### Exercise details
Your task is to filter the entries and copy every line containing the string "impact".

(Figure collection entries)
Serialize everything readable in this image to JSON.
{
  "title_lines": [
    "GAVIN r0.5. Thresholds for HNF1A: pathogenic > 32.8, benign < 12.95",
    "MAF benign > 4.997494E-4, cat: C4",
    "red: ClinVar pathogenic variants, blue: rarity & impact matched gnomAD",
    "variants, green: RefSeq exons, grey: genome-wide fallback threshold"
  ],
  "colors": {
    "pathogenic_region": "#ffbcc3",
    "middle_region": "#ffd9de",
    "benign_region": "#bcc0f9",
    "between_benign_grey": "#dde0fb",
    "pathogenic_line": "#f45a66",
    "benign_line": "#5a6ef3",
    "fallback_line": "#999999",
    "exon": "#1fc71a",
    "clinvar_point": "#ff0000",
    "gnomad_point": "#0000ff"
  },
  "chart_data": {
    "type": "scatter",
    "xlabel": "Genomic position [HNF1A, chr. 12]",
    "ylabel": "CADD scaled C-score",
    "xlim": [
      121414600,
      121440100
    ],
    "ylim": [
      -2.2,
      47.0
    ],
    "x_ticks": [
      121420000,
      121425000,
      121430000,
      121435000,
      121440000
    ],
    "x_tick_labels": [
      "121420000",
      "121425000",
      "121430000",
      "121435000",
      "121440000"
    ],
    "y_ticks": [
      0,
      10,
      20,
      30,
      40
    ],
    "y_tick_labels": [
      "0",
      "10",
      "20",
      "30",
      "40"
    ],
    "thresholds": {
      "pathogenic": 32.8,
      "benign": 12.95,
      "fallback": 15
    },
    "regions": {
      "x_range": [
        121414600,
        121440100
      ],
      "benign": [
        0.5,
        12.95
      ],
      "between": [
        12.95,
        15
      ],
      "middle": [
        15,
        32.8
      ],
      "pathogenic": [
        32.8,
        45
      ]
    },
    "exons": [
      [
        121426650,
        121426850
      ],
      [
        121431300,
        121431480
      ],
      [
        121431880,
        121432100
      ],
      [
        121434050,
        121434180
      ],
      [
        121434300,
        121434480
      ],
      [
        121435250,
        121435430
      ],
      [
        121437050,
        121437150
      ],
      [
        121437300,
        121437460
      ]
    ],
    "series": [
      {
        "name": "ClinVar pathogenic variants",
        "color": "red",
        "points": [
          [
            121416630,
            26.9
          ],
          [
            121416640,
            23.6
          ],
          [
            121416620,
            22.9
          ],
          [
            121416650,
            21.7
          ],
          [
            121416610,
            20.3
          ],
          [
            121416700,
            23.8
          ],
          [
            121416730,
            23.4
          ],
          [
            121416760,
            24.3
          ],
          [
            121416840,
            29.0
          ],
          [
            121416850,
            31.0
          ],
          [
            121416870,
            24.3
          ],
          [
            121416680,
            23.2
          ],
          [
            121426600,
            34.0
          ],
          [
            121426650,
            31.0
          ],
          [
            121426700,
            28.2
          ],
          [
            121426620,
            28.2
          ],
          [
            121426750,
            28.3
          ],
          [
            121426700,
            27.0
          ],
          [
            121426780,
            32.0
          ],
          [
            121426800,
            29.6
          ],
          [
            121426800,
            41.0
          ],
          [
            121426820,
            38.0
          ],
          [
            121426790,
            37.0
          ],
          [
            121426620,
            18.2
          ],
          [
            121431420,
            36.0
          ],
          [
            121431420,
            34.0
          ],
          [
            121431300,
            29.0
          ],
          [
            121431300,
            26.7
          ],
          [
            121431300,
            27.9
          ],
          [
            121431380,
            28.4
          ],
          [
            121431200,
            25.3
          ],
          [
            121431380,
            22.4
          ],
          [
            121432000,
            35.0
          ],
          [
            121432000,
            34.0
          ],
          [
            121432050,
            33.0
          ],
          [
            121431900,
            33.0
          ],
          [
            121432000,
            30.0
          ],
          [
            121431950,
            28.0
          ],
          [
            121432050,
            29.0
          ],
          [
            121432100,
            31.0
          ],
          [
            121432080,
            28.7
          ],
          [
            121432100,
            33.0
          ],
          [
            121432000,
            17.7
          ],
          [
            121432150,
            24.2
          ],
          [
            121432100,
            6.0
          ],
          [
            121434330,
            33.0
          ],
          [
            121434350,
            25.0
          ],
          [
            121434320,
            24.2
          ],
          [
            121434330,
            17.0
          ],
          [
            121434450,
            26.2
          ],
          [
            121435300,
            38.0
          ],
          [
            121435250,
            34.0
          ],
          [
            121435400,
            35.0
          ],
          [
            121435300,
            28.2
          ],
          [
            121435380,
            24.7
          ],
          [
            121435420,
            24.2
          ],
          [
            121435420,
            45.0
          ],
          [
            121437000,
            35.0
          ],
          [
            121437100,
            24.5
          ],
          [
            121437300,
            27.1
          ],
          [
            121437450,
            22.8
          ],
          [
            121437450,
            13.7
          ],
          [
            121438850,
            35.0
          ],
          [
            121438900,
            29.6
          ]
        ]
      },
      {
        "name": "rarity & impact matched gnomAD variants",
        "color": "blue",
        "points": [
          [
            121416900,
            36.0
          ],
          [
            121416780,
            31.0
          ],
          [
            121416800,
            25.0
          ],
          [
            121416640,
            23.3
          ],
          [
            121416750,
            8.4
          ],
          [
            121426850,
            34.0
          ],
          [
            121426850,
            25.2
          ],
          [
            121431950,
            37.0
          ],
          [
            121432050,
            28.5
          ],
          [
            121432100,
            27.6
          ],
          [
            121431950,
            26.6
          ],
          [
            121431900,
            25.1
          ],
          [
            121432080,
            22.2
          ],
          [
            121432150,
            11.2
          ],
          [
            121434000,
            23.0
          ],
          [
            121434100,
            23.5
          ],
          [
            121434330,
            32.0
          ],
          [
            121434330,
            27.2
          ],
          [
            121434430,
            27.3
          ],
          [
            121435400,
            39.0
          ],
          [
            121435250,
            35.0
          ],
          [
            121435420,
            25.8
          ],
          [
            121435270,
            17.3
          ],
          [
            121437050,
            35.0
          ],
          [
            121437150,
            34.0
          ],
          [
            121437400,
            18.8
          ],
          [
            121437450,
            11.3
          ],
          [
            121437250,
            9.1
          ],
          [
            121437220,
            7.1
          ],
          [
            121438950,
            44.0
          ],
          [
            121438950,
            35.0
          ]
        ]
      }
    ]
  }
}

### Solution
    "red: ClinVar pathogenic variants, blue: rarity & impact matched gnomAD",
        "name": "rarity & impact matched gnomAD variants",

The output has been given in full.